### QUELLENAUSZUG

       > hat die Schwächen von CDU und FDP offengelegt.
       
 (IMG) Bild: Man tut Höcke zu viel Ehre an, wenn man ihn mit Goethes „Mephistopheles“ vergleicht
       
       Nicht zu Unrecht stehen medizinische Metaphern im Bereich der Politik im
       Verdacht, einer simplifizierenden, reaktionären Sicht Vorschub zu leisten.
       Gleichwohl – dafür ist die durch das [1][Coronavirus] geschaffene
       Atmosphäre ein Anlass – sei ein Vergleich dieser Art gewagt. Seit dem 19.
       Jahrhundert fanden Ärzte in Europa und den USA heraus, dass die künstliche
       Infektion gesunder Menschen mit kleinsten Dosen von Erregern deren
       Abwehrkräfte so weit aktivierte, dass sie sich entweder überhaupt nicht
       mehr infizierten oder allenfalls leichte Krankheitsverläufe zeigten – zu
       nennen sind hier in erster Linie Louis Pasteur und Robert Koch.
       
       So sei es gewagt, die Gesellschaft des wiedervereinigten Deutschland, zumal
       – keineswegs nur – der östlichen Bundesländer, mit einem von Krankheit, dem
       Erreger AfD, befallenen Organismus gleichzusetzen. Bisher sind derlei
       Infektionen nicht tödlich verlaufen, die Vorgänge in Thüringen gaben
       allerdings Anlass zur Besorgnis: Tatsächlich hat sich mit der – nur durch
       die AfD möglichen – Wahl des politischen Nobody Kemmerich ein
       [2][politischer Dammbruch] ereignet.

######
### DATENSATZINHALT

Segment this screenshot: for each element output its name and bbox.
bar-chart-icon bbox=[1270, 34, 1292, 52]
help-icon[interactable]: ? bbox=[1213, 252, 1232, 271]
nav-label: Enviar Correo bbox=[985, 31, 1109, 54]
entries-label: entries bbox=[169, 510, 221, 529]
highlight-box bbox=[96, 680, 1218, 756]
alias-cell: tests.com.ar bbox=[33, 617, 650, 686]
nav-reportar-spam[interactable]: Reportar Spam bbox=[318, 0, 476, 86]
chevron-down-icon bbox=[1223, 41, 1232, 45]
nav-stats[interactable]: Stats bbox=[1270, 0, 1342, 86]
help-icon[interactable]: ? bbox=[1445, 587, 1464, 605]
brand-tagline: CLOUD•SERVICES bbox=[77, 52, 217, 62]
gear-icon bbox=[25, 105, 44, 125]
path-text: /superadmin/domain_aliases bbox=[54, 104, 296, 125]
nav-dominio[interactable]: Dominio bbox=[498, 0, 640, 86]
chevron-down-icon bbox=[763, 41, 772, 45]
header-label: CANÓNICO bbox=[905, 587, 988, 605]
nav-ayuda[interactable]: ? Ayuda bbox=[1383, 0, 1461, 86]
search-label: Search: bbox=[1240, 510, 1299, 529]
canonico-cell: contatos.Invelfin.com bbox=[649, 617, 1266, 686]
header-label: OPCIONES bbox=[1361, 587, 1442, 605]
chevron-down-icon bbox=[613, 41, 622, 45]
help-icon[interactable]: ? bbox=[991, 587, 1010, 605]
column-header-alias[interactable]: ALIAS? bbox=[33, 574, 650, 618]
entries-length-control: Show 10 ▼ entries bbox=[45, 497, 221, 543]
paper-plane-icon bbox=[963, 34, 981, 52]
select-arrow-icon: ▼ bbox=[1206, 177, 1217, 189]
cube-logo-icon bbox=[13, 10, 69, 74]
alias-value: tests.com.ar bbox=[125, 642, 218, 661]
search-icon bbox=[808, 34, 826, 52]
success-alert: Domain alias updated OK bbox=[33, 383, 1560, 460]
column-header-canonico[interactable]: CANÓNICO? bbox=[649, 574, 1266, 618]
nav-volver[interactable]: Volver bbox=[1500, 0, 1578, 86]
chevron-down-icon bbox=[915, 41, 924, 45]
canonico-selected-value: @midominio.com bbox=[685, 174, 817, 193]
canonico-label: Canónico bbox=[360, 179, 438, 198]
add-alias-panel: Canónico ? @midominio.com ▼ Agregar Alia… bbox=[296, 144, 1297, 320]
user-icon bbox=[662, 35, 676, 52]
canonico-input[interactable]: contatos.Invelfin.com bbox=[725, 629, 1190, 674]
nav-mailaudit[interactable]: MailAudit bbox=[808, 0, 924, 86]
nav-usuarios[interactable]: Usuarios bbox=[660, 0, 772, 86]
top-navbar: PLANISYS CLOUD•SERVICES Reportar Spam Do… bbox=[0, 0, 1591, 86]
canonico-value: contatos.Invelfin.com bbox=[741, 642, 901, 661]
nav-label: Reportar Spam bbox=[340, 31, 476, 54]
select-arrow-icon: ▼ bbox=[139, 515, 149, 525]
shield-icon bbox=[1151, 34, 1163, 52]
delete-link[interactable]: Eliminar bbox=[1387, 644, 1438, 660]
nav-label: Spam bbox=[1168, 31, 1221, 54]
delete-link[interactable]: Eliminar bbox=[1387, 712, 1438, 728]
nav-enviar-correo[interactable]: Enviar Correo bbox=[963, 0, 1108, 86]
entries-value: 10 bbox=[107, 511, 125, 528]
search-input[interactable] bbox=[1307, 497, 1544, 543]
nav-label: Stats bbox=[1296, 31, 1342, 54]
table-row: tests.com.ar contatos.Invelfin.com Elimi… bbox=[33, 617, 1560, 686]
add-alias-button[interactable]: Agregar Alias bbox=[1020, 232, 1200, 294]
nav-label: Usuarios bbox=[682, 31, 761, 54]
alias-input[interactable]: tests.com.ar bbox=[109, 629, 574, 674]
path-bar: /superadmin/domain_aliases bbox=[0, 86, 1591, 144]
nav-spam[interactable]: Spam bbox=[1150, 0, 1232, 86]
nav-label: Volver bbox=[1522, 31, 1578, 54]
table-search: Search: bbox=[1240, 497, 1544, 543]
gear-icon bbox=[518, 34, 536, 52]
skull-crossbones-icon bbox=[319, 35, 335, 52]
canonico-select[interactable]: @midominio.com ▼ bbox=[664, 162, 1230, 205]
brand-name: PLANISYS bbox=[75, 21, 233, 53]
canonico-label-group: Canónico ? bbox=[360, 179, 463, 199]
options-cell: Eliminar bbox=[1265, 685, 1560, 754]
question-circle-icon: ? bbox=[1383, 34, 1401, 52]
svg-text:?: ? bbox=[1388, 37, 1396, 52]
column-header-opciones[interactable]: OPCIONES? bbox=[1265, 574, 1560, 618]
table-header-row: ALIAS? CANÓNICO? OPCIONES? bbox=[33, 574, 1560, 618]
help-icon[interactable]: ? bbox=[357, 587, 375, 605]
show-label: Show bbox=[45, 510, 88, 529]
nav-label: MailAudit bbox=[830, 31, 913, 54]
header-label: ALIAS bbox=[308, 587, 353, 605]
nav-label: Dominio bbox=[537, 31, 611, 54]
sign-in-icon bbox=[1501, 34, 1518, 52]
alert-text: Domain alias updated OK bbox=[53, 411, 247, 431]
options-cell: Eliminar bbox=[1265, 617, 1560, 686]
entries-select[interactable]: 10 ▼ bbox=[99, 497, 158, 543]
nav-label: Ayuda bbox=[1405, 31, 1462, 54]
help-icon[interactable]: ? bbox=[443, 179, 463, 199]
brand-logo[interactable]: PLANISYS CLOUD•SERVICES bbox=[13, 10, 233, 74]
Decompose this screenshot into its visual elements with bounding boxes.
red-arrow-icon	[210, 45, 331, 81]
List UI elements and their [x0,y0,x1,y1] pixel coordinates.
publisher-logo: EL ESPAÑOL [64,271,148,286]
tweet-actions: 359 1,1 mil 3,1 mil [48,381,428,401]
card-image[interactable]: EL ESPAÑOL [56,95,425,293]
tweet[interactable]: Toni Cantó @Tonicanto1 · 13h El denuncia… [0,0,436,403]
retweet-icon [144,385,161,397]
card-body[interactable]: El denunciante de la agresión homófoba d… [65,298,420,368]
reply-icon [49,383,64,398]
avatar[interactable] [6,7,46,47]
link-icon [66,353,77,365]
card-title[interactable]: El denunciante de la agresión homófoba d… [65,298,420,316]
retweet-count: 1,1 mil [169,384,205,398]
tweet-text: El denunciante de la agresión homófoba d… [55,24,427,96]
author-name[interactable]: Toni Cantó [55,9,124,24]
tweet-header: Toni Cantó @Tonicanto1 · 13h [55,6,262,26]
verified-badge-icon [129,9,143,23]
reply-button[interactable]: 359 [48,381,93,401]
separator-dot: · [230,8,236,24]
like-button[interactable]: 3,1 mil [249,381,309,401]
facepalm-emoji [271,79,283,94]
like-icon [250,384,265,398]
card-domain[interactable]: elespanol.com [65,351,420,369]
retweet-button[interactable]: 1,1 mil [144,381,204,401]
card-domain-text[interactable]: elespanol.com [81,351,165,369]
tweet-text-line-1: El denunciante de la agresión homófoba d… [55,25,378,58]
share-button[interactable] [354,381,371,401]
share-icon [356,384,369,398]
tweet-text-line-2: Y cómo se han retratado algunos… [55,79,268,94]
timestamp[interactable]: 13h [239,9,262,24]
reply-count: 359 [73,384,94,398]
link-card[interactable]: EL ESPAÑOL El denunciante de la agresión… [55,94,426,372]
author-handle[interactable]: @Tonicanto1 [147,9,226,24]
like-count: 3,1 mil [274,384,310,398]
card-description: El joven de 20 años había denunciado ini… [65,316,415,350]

######

**ARBEITSAUFTRAG 1:**
Welche Ärzte nennt der Quellenauszug über die AfD und Thüringen in erster Linie im Zusammenhang mit der künstlichen Infektion gesunder Menschen?
**ARBEITSAUFTRAG 2:**
Geben Sie den Quellenauszug über die AfD und Thüringen von "Nicht zu Unrecht" bis "Seit dem 19." wortgetreu wieder.
**ARBEITSAUFTRAG 3:**
Schreiben Sie den Quellenauszug über die Wahl Kemmerichs in Thüringen im Anschluss an seinen letzten Satz weiter.

**ÜBUNGSERGEBNIS 1:**
Louis Pasteur und Robert Koch.

**ÜBUNGSERGEBNIS 2:**
Nicht zu Unrecht stehen medizinische Metaphern im Bereich der Politik im
       Verdacht, einer simplifizierenden, reaktionären Sicht Vorschub zu leisten.
       Gleichwohl – dafür ist die durch das [1][Coronavirus] geschaffene
       Atmosphäre ein Anlass – sei ein Vergleich dieser Art gewagt. Seit dem 19.

**ÜBUNGSERGEBNIS 3:**
       Die Erfurter Geschehnisse sind – wie der Historiker Michael Wildt betont –
       nicht mit dem Anfang vom Ende der Weimarer Republik gleichzusetzen;
       gleichwohl werden die nächsten Monate zeigen, ob auch hier das Marx’sche
       Diktum zutrifft, dass historische Ereignisse zweimal auftreten: das erste
       Mal als Tragödie, das zweite Mal als Farce.
       
       Zudem sei an eine andere Einsicht von Marx erinnert: an die grundlegende
       Zweideutigkeit dessen, was als „bürgerlich“ gilt: „Bürger“, das können
       sowohl politisch motivierte, an gerechter und demokratischer Gestaltung
       ihres Gemeinwesens interessierte Personen sein – „Citoyens“ – oder vor
       allem an der Wahrung ihres Besitzes interessierte Eigentümer: „Bourgeois“.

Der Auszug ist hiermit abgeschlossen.